Extract every line where the string "DỤNG" appears.
+ + + +
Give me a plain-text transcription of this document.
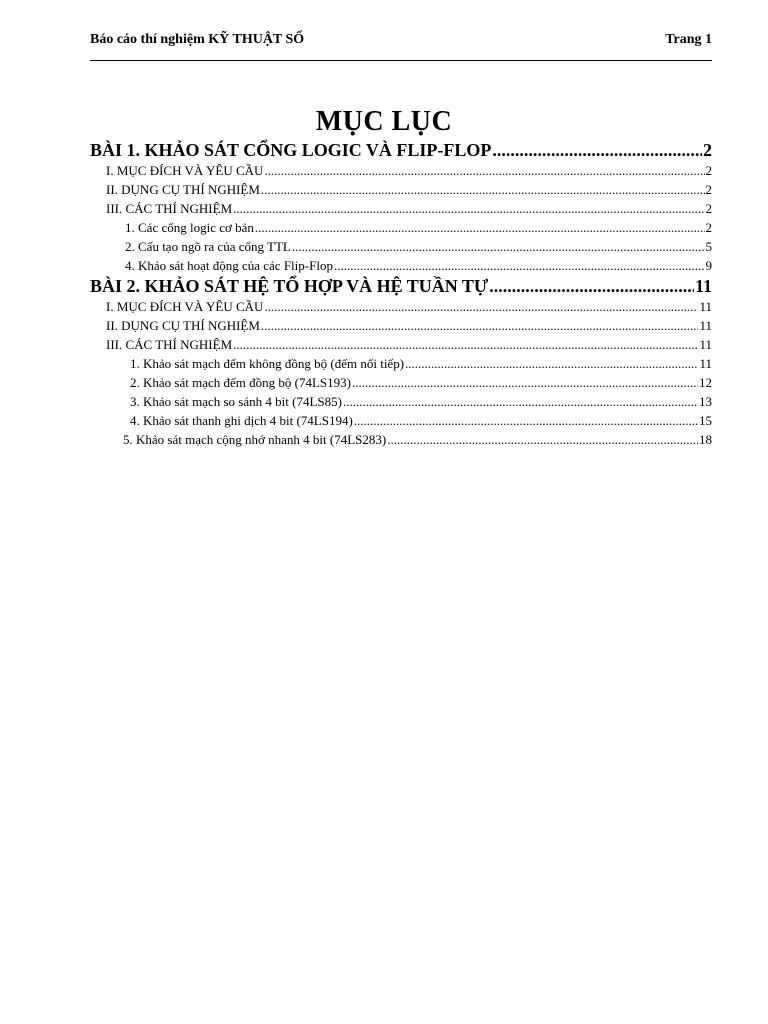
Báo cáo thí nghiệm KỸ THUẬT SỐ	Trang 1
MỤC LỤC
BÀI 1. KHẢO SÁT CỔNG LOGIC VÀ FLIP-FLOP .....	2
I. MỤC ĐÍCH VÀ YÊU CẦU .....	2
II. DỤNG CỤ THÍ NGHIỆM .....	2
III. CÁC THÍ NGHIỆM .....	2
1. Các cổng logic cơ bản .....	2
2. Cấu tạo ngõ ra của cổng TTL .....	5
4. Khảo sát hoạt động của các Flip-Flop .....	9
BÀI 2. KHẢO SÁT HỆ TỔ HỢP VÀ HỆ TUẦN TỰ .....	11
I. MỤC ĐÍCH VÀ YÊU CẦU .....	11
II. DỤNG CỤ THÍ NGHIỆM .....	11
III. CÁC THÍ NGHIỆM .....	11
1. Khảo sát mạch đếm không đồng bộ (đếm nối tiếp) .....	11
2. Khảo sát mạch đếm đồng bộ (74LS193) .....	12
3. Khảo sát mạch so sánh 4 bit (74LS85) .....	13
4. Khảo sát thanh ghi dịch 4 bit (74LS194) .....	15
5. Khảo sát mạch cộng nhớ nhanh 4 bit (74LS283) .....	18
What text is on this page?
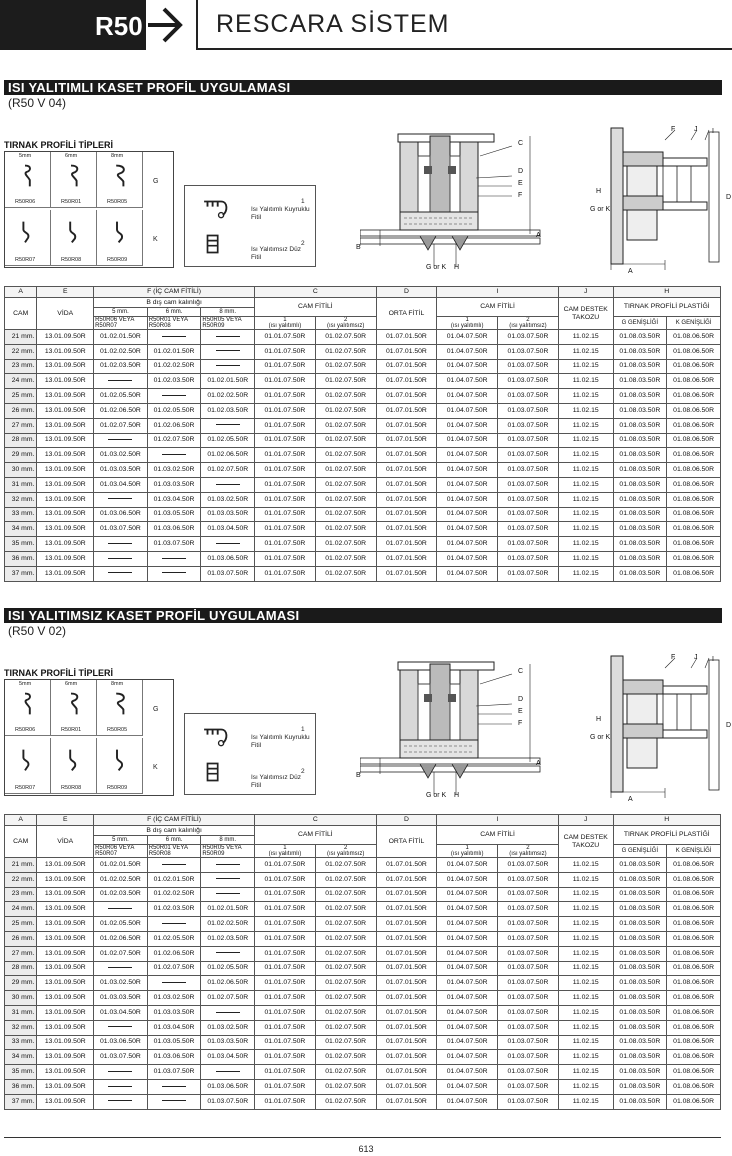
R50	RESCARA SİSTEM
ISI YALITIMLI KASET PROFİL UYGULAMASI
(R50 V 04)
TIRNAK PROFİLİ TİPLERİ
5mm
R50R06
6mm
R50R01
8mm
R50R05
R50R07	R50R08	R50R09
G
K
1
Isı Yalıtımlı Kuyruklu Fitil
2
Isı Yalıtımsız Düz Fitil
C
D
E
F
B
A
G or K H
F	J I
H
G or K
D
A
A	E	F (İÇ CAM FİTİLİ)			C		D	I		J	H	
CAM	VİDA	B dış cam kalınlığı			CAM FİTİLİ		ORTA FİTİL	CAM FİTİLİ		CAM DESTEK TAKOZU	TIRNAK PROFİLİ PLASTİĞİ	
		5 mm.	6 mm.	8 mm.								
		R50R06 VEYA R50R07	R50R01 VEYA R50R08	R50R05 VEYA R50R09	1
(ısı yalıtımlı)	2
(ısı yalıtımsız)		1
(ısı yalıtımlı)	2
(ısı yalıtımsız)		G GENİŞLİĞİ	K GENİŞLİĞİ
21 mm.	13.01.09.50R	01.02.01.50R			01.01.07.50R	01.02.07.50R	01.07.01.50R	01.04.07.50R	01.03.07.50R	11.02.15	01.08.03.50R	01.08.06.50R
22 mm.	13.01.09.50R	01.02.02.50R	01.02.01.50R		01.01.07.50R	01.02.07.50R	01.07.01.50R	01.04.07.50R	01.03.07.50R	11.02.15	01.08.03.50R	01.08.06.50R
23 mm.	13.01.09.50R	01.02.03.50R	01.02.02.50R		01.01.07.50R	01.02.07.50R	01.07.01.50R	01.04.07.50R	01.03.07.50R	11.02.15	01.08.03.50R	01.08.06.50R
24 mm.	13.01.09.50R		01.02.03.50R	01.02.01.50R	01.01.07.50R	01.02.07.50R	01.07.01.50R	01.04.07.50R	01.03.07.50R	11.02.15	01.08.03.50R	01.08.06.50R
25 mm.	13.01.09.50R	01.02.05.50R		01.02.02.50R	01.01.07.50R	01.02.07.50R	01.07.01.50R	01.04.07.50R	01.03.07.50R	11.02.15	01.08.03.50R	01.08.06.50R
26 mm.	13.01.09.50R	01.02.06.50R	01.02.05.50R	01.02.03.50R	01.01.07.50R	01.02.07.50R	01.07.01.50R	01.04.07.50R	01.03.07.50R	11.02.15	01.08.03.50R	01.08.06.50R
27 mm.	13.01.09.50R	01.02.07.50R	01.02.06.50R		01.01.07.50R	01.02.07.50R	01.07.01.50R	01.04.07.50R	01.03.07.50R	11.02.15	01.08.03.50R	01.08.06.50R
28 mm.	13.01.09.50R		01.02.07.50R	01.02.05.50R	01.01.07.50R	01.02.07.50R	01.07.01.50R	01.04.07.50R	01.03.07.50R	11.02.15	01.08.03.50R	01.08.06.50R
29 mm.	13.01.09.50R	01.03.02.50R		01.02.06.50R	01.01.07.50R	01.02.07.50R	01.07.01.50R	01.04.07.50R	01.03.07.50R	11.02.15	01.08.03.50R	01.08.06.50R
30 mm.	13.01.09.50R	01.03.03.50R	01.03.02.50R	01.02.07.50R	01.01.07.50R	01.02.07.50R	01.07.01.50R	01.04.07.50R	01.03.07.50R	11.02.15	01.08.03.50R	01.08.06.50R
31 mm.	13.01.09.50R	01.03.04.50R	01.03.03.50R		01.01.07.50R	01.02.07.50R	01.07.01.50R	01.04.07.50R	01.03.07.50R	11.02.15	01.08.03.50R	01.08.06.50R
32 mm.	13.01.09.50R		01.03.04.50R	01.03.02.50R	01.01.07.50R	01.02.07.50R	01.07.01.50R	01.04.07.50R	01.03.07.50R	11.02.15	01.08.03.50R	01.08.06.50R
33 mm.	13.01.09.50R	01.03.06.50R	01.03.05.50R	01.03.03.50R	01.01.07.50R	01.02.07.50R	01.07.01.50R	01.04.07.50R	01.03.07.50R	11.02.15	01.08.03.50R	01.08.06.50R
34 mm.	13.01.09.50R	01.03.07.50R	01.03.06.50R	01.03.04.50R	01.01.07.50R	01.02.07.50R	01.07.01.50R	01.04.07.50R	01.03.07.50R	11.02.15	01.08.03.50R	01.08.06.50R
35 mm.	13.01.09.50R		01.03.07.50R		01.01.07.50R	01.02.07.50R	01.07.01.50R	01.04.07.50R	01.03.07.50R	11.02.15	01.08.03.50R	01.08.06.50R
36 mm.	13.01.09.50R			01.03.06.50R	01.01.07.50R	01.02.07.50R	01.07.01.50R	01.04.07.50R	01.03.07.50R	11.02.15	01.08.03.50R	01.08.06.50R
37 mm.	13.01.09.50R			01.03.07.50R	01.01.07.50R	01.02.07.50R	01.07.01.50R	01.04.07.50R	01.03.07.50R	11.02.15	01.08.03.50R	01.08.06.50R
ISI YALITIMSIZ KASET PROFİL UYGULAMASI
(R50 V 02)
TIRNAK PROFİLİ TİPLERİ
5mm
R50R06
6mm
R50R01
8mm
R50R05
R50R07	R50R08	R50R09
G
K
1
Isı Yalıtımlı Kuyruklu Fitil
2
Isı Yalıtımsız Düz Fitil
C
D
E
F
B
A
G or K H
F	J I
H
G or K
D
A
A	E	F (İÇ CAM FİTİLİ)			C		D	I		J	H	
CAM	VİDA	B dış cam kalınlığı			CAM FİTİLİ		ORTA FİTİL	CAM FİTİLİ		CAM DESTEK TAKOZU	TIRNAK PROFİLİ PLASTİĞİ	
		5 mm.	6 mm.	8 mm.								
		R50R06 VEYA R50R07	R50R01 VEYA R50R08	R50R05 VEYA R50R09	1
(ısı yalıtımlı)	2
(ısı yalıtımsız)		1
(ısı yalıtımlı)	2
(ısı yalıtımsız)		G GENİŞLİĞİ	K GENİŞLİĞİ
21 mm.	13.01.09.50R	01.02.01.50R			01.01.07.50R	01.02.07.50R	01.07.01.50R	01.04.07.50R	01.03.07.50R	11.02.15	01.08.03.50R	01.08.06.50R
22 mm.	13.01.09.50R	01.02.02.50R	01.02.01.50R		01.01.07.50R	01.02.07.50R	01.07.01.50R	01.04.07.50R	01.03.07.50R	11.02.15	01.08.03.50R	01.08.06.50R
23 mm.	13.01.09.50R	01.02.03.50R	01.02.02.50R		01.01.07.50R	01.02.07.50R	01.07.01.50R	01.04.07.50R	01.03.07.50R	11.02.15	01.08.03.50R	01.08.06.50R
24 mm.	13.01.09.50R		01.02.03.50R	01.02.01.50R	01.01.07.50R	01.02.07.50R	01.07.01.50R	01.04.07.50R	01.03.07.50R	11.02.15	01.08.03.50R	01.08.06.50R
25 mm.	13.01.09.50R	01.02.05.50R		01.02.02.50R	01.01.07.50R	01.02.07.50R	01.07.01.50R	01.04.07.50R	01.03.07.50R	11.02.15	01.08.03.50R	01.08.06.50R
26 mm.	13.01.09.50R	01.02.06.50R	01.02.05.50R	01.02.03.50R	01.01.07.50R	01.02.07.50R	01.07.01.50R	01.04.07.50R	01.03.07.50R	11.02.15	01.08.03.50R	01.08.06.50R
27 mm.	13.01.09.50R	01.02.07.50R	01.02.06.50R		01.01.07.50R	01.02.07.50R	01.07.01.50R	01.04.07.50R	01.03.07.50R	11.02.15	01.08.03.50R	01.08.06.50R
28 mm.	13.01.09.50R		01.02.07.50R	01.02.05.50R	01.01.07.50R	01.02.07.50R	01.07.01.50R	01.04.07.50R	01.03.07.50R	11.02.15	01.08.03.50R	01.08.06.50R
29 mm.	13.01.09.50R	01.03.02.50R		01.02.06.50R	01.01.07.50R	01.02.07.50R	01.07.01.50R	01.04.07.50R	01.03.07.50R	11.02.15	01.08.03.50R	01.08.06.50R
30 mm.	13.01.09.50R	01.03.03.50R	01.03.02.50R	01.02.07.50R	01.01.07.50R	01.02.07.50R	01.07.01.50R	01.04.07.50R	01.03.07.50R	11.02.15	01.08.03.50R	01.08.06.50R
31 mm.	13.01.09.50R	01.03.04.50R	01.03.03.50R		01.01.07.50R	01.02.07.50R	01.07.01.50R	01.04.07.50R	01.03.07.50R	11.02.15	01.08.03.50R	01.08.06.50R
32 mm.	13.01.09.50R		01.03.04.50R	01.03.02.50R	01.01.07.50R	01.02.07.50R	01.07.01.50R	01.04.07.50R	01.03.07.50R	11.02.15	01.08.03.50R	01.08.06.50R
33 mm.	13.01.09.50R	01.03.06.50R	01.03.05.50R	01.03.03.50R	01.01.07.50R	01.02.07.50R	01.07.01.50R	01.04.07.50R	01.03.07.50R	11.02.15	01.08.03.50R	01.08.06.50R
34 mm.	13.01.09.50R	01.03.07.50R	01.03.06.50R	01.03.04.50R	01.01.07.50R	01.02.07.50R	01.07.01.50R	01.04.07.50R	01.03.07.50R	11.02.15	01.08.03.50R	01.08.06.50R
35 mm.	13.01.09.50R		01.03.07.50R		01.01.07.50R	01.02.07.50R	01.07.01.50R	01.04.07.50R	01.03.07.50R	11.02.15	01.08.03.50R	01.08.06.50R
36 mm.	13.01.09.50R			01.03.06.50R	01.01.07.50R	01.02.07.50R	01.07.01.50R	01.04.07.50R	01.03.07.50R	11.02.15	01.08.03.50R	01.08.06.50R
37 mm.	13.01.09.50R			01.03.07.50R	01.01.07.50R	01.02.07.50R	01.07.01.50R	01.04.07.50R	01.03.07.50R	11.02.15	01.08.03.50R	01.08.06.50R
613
+ + + +
#### Solution to this exercise:
II. DỤNG CỤ THÍ NGHIỆM .....	2
II. DỤNG CỤ THÍ NGHIỆM .....	11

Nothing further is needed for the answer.